• [DATA SHOWN]:
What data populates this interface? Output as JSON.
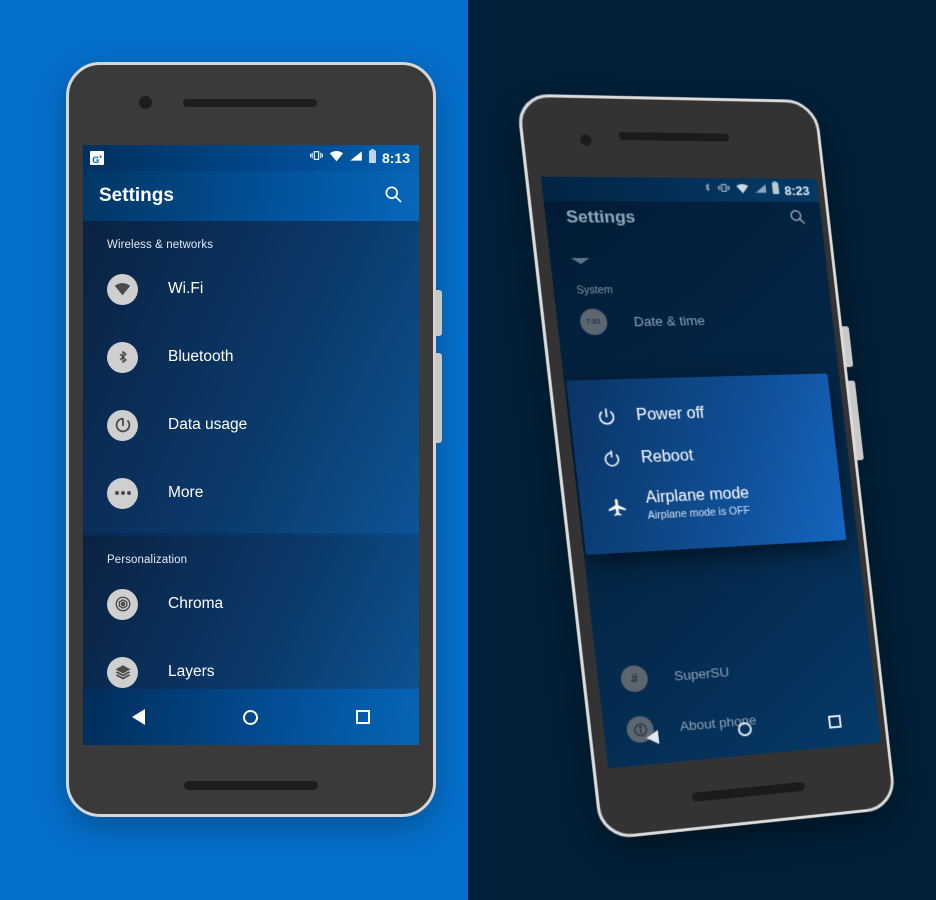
{
  "colors": {
    "left_background": "#0570cc",
    "right_background": "#012039",
    "dialog_accent": "#1565c0",
    "icon_circle": "#cfcfcf"
  },
  "left_phone": {
    "status_bar": {
      "notification_icon": "google-plus-icon",
      "icons": [
        "vibrate-icon",
        "wifi-icon",
        "signal-icon",
        "battery-icon"
      ],
      "time": "8:13"
    },
    "app_bar": {
      "title": "Settings",
      "search_icon": "search-icon"
    },
    "sections": [
      {
        "title": "Wireless & networks",
        "items": [
          {
            "icon": "wifi-icon",
            "label": "Wi.Fi"
          },
          {
            "icon": "bluetooth-icon",
            "label": "Bluetooth"
          },
          {
            "icon": "data-usage-icon",
            "label": "Data usage"
          },
          {
            "icon": "more-icon",
            "label": "More"
          }
        ]
      },
      {
        "title": "Personalization",
        "items": [
          {
            "icon": "chroma-icon",
            "label": "Chroma"
          },
          {
            "icon": "layers-icon",
            "label": "Layers"
          }
        ]
      }
    ],
    "nav_bar": {
      "back": "back-icon",
      "home": "home-icon",
      "recents": "recents-icon"
    }
  },
  "right_phone": {
    "status_bar": {
      "icons": [
        "bluetooth-icon",
        "vibrate-icon",
        "wifi-icon",
        "signal-icon",
        "battery-icon"
      ],
      "time": "8:23"
    },
    "app_bar": {
      "title": "Settings",
      "search_icon": "search-icon"
    },
    "sections": [
      {
        "title": "System",
        "items": [
          {
            "icon": "clock-icon",
            "label": "Date & time"
          }
        ]
      },
      {
        "title": "",
        "items": [
          {
            "icon": "hash-icon",
            "label": "SuperSU"
          },
          {
            "icon": "info-icon",
            "label": "About phone"
          }
        ]
      }
    ],
    "power_dialog": {
      "options": [
        {
          "icon": "power-icon",
          "label": "Power off",
          "sub": ""
        },
        {
          "icon": "reboot-icon",
          "label": "Reboot",
          "sub": ""
        },
        {
          "icon": "airplane-icon",
          "label": "Airplane mode",
          "sub": "Airplane mode is OFF"
        }
      ]
    },
    "nav_bar": {
      "back": "back-icon",
      "home": "home-icon",
      "recents": "recents-icon"
    }
  }
}
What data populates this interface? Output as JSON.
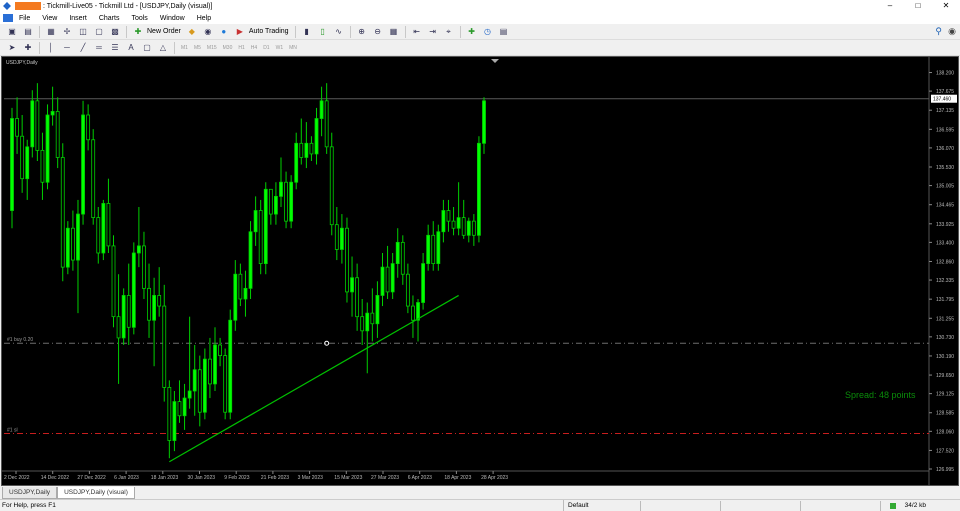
{
  "window": {
    "title": ": Tickmill-Live05 - Tickmill Ltd - [USDJPY,Daily (visual)]",
    "min": "–",
    "max": "□",
    "close": "✕"
  },
  "menu": {
    "items": [
      "File",
      "View",
      "Insert",
      "Charts",
      "Tools",
      "Window",
      "Help"
    ],
    "mdi_min": "–",
    "mdi_restore": "▣",
    "mdi_close": "✕"
  },
  "toolbar": {
    "new_order": "New Order",
    "auto_trading": "Auto Trading",
    "timeframes": [
      "M1",
      "M5",
      "M15",
      "M30",
      "H1",
      "H4",
      "D1",
      "W1",
      "MN"
    ]
  },
  "chart": {
    "symbol_title": "USDJPY,Daily",
    "spread_text": "Spread: 48 points",
    "buy_line_label": "#1 buy 0.20",
    "sl_line_label": "#1 sl",
    "current_price": "137.460",
    "colors": {
      "background": "#000000",
      "bull_candle": "#00ff00",
      "bear_candle": "#000000",
      "wick": "#00d000",
      "trendline": "#00c000",
      "buy_line": "#6e6e6e",
      "sl_line": "#c81e1e",
      "spread_text": "#0a8c0a",
      "bid_line": "#5a5a5a"
    },
    "price_labels": [
      "138.200",
      "137.675",
      "137.135",
      "136.595",
      "136.070",
      "135.530",
      "135.005",
      "134.465",
      "133.925",
      "133.400",
      "132.860",
      "132.335",
      "131.795",
      "131.255",
      "130.730",
      "130.190",
      "129.650",
      "129.125",
      "128.585",
      "128.060",
      "127.520",
      "126.995"
    ],
    "date_labels": [
      "2 Dec 2022",
      "14 Dec 2022",
      "27 Dec 2022",
      "6 Jan 2023",
      "18 Jan 2023",
      "30 Jan 2023",
      "9 Feb 2023",
      "21 Feb 2023",
      "3 Mar 2023",
      "15 Mar 2023",
      "27 Mar 2023",
      "6 Apr 2023",
      "18 Apr 2023",
      "28 Apr 2023"
    ]
  },
  "chart_data": {
    "type": "candlestick",
    "symbol": "USDJPY",
    "timeframe": "Daily",
    "ylim": [
      126.995,
      138.3
    ],
    "candles": [
      {
        "o": 134.3,
        "h": 137.2,
        "l": 133.8,
        "c": 136.9
      },
      {
        "o": 136.9,
        "h": 137.5,
        "l": 135.9,
        "c": 136.4
      },
      {
        "o": 136.4,
        "h": 137.0,
        "l": 134.8,
        "c": 135.2
      },
      {
        "o": 135.2,
        "h": 136.3,
        "l": 134.6,
        "c": 136.1
      },
      {
        "o": 136.1,
        "h": 137.7,
        "l": 135.8,
        "c": 137.4
      },
      {
        "o": 137.4,
        "h": 137.9,
        "l": 135.7,
        "c": 136.0
      },
      {
        "o": 136.0,
        "h": 136.5,
        "l": 134.6,
        "c": 135.1
      },
      {
        "o": 135.1,
        "h": 137.3,
        "l": 134.9,
        "c": 137.0
      },
      {
        "o": 137.0,
        "h": 137.8,
        "l": 136.7,
        "c": 137.1
      },
      {
        "o": 137.1,
        "h": 137.5,
        "l": 135.5,
        "c": 135.8
      },
      {
        "o": 135.8,
        "h": 136.2,
        "l": 132.3,
        "c": 132.7
      },
      {
        "o": 132.7,
        "h": 134.0,
        "l": 132.5,
        "c": 133.8
      },
      {
        "o": 133.8,
        "h": 134.3,
        "l": 132.6,
        "c": 132.9
      },
      {
        "o": 132.9,
        "h": 134.6,
        "l": 131.4,
        "c": 134.2
      },
      {
        "o": 134.2,
        "h": 137.4,
        "l": 133.9,
        "c": 137.0
      },
      {
        "o": 137.0,
        "h": 137.3,
        "l": 136.0,
        "c": 136.3
      },
      {
        "o": 136.3,
        "h": 136.6,
        "l": 133.9,
        "c": 134.1
      },
      {
        "o": 134.1,
        "h": 134.4,
        "l": 132.8,
        "c": 133.1
      },
      {
        "o": 133.1,
        "h": 134.6,
        "l": 132.9,
        "c": 134.5
      },
      {
        "o": 134.5,
        "h": 135.2,
        "l": 133.1,
        "c": 133.3
      },
      {
        "o": 133.3,
        "h": 133.6,
        "l": 131.0,
        "c": 131.3
      },
      {
        "o": 131.3,
        "h": 132.5,
        "l": 129.4,
        "c": 130.7
      },
      {
        "o": 130.7,
        "h": 132.1,
        "l": 130.5,
        "c": 131.9
      },
      {
        "o": 131.9,
        "h": 132.8,
        "l": 130.5,
        "c": 131.0
      },
      {
        "o": 131.0,
        "h": 133.4,
        "l": 130.8,
        "c": 133.1
      },
      {
        "o": 133.1,
        "h": 134.4,
        "l": 132.7,
        "c": 133.3
      },
      {
        "o": 133.3,
        "h": 133.7,
        "l": 131.8,
        "c": 132.1
      },
      {
        "o": 132.1,
        "h": 132.8,
        "l": 130.7,
        "c": 131.2
      },
      {
        "o": 131.2,
        "h": 132.4,
        "l": 129.9,
        "c": 131.9
      },
      {
        "o": 131.9,
        "h": 132.7,
        "l": 131.3,
        "c": 131.6
      },
      {
        "o": 131.6,
        "h": 132.2,
        "l": 128.9,
        "c": 129.3
      },
      {
        "o": 129.3,
        "h": 129.5,
        "l": 127.3,
        "c": 127.8
      },
      {
        "o": 127.8,
        "h": 129.2,
        "l": 127.5,
        "c": 128.9
      },
      {
        "o": 128.9,
        "h": 129.5,
        "l": 128.3,
        "c": 128.5
      },
      {
        "o": 128.5,
        "h": 129.4,
        "l": 128.1,
        "c": 129.0
      },
      {
        "o": 129.0,
        "h": 131.3,
        "l": 128.7,
        "c": 129.2
      },
      {
        "o": 129.2,
        "h": 130.5,
        "l": 128.5,
        "c": 129.8
      },
      {
        "o": 129.8,
        "h": 130.2,
        "l": 128.2,
        "c": 128.6
      },
      {
        "o": 128.6,
        "h": 130.4,
        "l": 128.4,
        "c": 130.1
      },
      {
        "o": 130.1,
        "h": 130.7,
        "l": 129.0,
        "c": 129.4
      },
      {
        "o": 129.4,
        "h": 131.0,
        "l": 129.2,
        "c": 130.5
      },
      {
        "o": 130.5,
        "h": 130.7,
        "l": 129.9,
        "c": 130.2
      },
      {
        "o": 130.2,
        "h": 130.4,
        "l": 128.4,
        "c": 128.6
      },
      {
        "o": 128.6,
        "h": 131.5,
        "l": 128.4,
        "c": 131.2
      },
      {
        "o": 131.2,
        "h": 132.9,
        "l": 130.9,
        "c": 132.5
      },
      {
        "o": 132.5,
        "h": 132.8,
        "l": 131.6,
        "c": 131.8
      },
      {
        "o": 131.8,
        "h": 132.6,
        "l": 131.3,
        "c": 132.1
      },
      {
        "o": 132.1,
        "h": 134.0,
        "l": 131.8,
        "c": 133.7
      },
      {
        "o": 133.7,
        "h": 134.7,
        "l": 133.3,
        "c": 134.3
      },
      {
        "o": 134.3,
        "h": 134.6,
        "l": 132.5,
        "c": 132.8
      },
      {
        "o": 132.8,
        "h": 135.1,
        "l": 132.5,
        "c": 134.9
      },
      {
        "o": 134.9,
        "h": 134.9,
        "l": 133.9,
        "c": 134.2
      },
      {
        "o": 134.2,
        "h": 135.1,
        "l": 133.9,
        "c": 134.7
      },
      {
        "o": 134.7,
        "h": 135.8,
        "l": 134.4,
        "c": 135.1
      },
      {
        "o": 135.1,
        "h": 135.4,
        "l": 133.8,
        "c": 134.0
      },
      {
        "o": 134.0,
        "h": 135.3,
        "l": 133.8,
        "c": 135.1
      },
      {
        "o": 135.1,
        "h": 136.5,
        "l": 134.9,
        "c": 136.2
      },
      {
        "o": 136.2,
        "h": 136.9,
        "l": 135.6,
        "c": 135.8
      },
      {
        "o": 135.8,
        "h": 136.8,
        "l": 135.5,
        "c": 136.2
      },
      {
        "o": 136.2,
        "h": 136.4,
        "l": 135.7,
        "c": 135.9
      },
      {
        "o": 135.9,
        "h": 137.2,
        "l": 135.6,
        "c": 136.9
      },
      {
        "o": 136.9,
        "h": 137.8,
        "l": 136.4,
        "c": 137.4
      },
      {
        "o": 137.4,
        "h": 137.9,
        "l": 135.9,
        "c": 136.1
      },
      {
        "o": 136.1,
        "h": 136.5,
        "l": 133.6,
        "c": 133.9
      },
      {
        "o": 133.9,
        "h": 134.4,
        "l": 132.9,
        "c": 133.2
      },
      {
        "o": 133.2,
        "h": 134.2,
        "l": 132.8,
        "c": 133.8
      },
      {
        "o": 133.8,
        "h": 134.1,
        "l": 131.7,
        "c": 132.0
      },
      {
        "o": 132.0,
        "h": 133.0,
        "l": 131.3,
        "c": 132.4
      },
      {
        "o": 132.4,
        "h": 132.8,
        "l": 130.9,
        "c": 131.3
      },
      {
        "o": 131.3,
        "h": 131.8,
        "l": 130.5,
        "c": 130.9
      },
      {
        "o": 130.9,
        "h": 131.7,
        "l": 129.7,
        "c": 131.4
      },
      {
        "o": 131.4,
        "h": 132.1,
        "l": 130.6,
        "c": 131.1
      },
      {
        "o": 131.1,
        "h": 132.3,
        "l": 130.7,
        "c": 131.9
      },
      {
        "o": 131.9,
        "h": 133.1,
        "l": 131.6,
        "c": 132.7
      },
      {
        "o": 132.7,
        "h": 133.3,
        "l": 131.8,
        "c": 132.0
      },
      {
        "o": 132.0,
        "h": 133.1,
        "l": 131.8,
        "c": 132.8
      },
      {
        "o": 132.8,
        "h": 133.8,
        "l": 132.4,
        "c": 133.4
      },
      {
        "o": 133.4,
        "h": 133.6,
        "l": 132.2,
        "c": 132.5
      },
      {
        "o": 132.5,
        "h": 132.8,
        "l": 131.4,
        "c": 131.6
      },
      {
        "o": 131.6,
        "h": 131.9,
        "l": 130.7,
        "c": 131.2
      },
      {
        "o": 131.2,
        "h": 131.8,
        "l": 130.6,
        "c": 131.7
      },
      {
        "o": 131.7,
        "h": 133.1,
        "l": 131.5,
        "c": 132.8
      },
      {
        "o": 132.8,
        "h": 133.9,
        "l": 132.6,
        "c": 133.6
      },
      {
        "o": 133.6,
        "h": 134.0,
        "l": 132.6,
        "c": 132.8
      },
      {
        "o": 132.8,
        "h": 133.9,
        "l": 132.6,
        "c": 133.7
      },
      {
        "o": 133.7,
        "h": 134.6,
        "l": 133.4,
        "c": 134.3
      },
      {
        "o": 134.3,
        "h": 134.6,
        "l": 133.7,
        "c": 134.0
      },
      {
        "o": 134.0,
        "h": 134.4,
        "l": 133.6,
        "c": 133.8
      },
      {
        "o": 133.8,
        "h": 135.1,
        "l": 133.6,
        "c": 134.1
      },
      {
        "o": 134.1,
        "h": 134.6,
        "l": 133.5,
        "c": 133.6
      },
      {
        "o": 133.6,
        "h": 134.1,
        "l": 133.4,
        "c": 134.0
      },
      {
        "o": 134.0,
        "h": 134.2,
        "l": 133.3,
        "c": 133.6
      },
      {
        "o": 133.6,
        "h": 136.4,
        "l": 133.4,
        "c": 136.2
      },
      {
        "o": 136.2,
        "h": 137.5,
        "l": 135.9,
        "c": 137.4
      }
    ],
    "trendline": {
      "from": {
        "index": 31,
        "price": 127.2
      },
      "to": {
        "index": 88,
        "price": 131.9
      }
    },
    "lines": [
      {
        "label": "#1 buy 0.20",
        "price": 130.55,
        "style": "dash-dot"
      },
      {
        "label": "#1 sl",
        "price": 128.0,
        "style": "dash-dot"
      },
      {
        "label": "bid",
        "price": 137.46,
        "style": "solid"
      }
    ],
    "xlabel": "",
    "ylabel": ""
  },
  "tabs": [
    "USDJPY,Daily",
    "USDJPY,Daily (visual)"
  ],
  "status": {
    "help": "For Help, press F1",
    "profile": "Default",
    "traffic": "34/2 kb"
  }
}
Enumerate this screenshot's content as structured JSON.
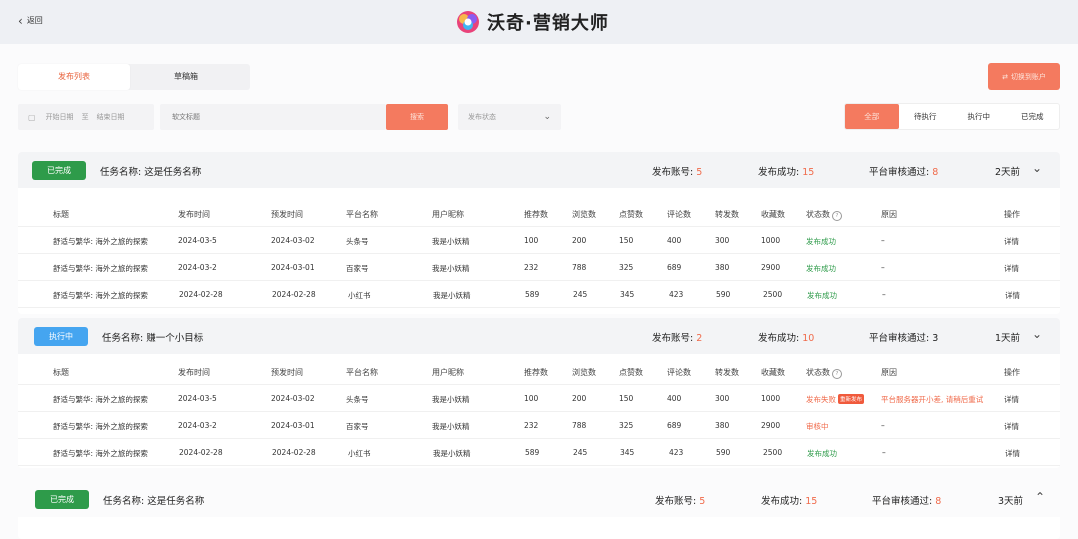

• [EXERCISE AIM]: List each line holding the string "USDJPY".

• [SOLUTION TO THIS PROBLEM]:
    "title": ": Tickmill-Live05 - Tickmill Ltd - [USDJPY,Daily (visual)]",
    "symbol_title": "USDJPY,Daily",
    "symbol": "USDJPY",
    "USDJPY,Daily",
    "USDJPY,Daily (visual)"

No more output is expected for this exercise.